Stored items

----------------

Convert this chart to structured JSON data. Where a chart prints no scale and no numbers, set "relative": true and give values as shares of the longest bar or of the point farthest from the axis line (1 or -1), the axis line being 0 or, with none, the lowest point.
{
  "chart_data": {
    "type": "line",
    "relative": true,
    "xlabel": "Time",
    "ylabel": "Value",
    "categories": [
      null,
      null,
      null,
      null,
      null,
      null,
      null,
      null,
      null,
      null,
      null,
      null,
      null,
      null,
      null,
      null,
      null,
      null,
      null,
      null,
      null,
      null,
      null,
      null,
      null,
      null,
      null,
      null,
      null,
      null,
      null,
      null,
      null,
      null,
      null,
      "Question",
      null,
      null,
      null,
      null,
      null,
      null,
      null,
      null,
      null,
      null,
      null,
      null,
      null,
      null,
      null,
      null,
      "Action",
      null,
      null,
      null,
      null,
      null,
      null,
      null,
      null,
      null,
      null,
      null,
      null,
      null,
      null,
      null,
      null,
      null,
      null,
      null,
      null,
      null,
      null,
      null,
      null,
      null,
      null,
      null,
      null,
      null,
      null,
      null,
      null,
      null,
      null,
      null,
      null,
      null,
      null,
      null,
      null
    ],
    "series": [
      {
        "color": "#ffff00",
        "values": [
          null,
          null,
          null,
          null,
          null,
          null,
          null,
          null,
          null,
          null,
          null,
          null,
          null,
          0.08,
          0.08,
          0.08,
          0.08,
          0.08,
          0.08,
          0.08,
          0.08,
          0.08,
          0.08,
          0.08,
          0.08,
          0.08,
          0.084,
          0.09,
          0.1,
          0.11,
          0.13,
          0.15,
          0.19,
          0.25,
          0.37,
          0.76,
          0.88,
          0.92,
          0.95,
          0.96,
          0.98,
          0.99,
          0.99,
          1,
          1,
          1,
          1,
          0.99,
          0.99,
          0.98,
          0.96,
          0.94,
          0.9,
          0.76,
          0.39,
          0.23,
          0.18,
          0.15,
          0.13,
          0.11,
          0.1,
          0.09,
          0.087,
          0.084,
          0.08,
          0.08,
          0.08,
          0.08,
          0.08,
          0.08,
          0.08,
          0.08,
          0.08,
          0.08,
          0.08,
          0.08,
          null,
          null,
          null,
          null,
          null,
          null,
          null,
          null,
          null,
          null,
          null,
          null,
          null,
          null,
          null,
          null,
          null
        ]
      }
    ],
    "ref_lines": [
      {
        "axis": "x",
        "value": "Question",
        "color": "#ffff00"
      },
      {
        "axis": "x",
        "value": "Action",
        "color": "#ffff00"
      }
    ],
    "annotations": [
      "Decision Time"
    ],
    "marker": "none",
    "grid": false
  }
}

----------------

■ What is expected: Quote every line of the data, word for word.

■ Correct answer:
Convert this chart to structured JSON data. Where a chart prints no scale and no numbers, set "relative": true and give values as shares of the longest bar or of the point farthest from the axis line (1 or -1), the axis line being 0 or, with none, the lowest point.
{
  "chart_data": {
    "type": "line",
    "relative": true,
    "xlabel": "Time",
    "ylabel": "Value",
    "categories": [
      null,
      null,
      null,
      null,
      null,
      null,
      null,
      null,
      null,
      null,
      null,
      null,
      null,
      null,
      null,
      null,
      null,
      null,
      null,
      null,
      null,
      null,
      null,
      null,
      null,
      null,
      null,
      null,
      null,
      null,
      null,
      null,
      null,
      null,
      null,
      "Question",
      null,
      null,
      null,
      null,
      null,
      null,
      null,
      null,
      null,
      null,
      null,
      null,
      null,
      null,
      null,
      null,
      "Action",
      null,
      null,
      null,
      null,
      null,
      null,
      null,
      null,
      null,
      null,
      null,
      null,
      null,
      null,
      null,
      null,
      null,
      null,
      null,
      null,
      null,
      null,
      null,
      null,
      null,
      null,
      null,
      null,
      null,
      null,
      null,
      null,
      null,
      null,
      null,
      null,
      null,
      null,
      null,
      null
    ],
    "series": [
      {
        "color": "#ffff00",
        "values": [
          null,
          null,
          null,
          null,
          null,
          null,
          null,
          null,
          null,
          null,
          null,
          null,
          null,
          0.08,
          0.08,
          0.08,
          0.08,
          0.08,
          0.08,
          0.08,
          0.08,
          0.08,
          0.08,
          0.08,
          0.08,
          0.08,
          0.084,
          0.09,
          0.1,
          0.11,
          0.13,
          0.15,
          0.19,
          0.25,
          0.37,
          0.76,
          0.88,
          0.92,
          0.95,
          0.96,
          0.98,
          0.99,
          0.99,
          1,
          1,
          1,
          1,
          0.99,
          0.99,
          0.98,
          0.96,
          0.94,
          0.9,
          0.76,
          0.39,
          0.23,
          0.18,
          0.15,
          0.13,
          0.11,
          0.1,
          0.09,
          0.087,
          0.084,
          0.08,
          0.08,
          0.08,
          0.08,
          0.08,
          0.08,
          0.08,
          0.08,
          0.08,
          0.08,
          0.08,
          0.08,
          null,
          null,
          null,
          null,
          null,
          null,
          null,
          null,
          null,
          null,
          null,
          null,
          null,
          null,
          null,
          null,
          null
        ]
      }
    ],
    "ref_lines": [
      {
        "axis": "x",
        "value": "Question",
        "color": "#ffff00"
      },
      {
        "axis": "x",
        "value": "Action",
        "color": "#ffff00"
      }
    ],
    "annotations": [
      "Decision Time"
    ],
    "marker": "none",
    "grid": false
  }
}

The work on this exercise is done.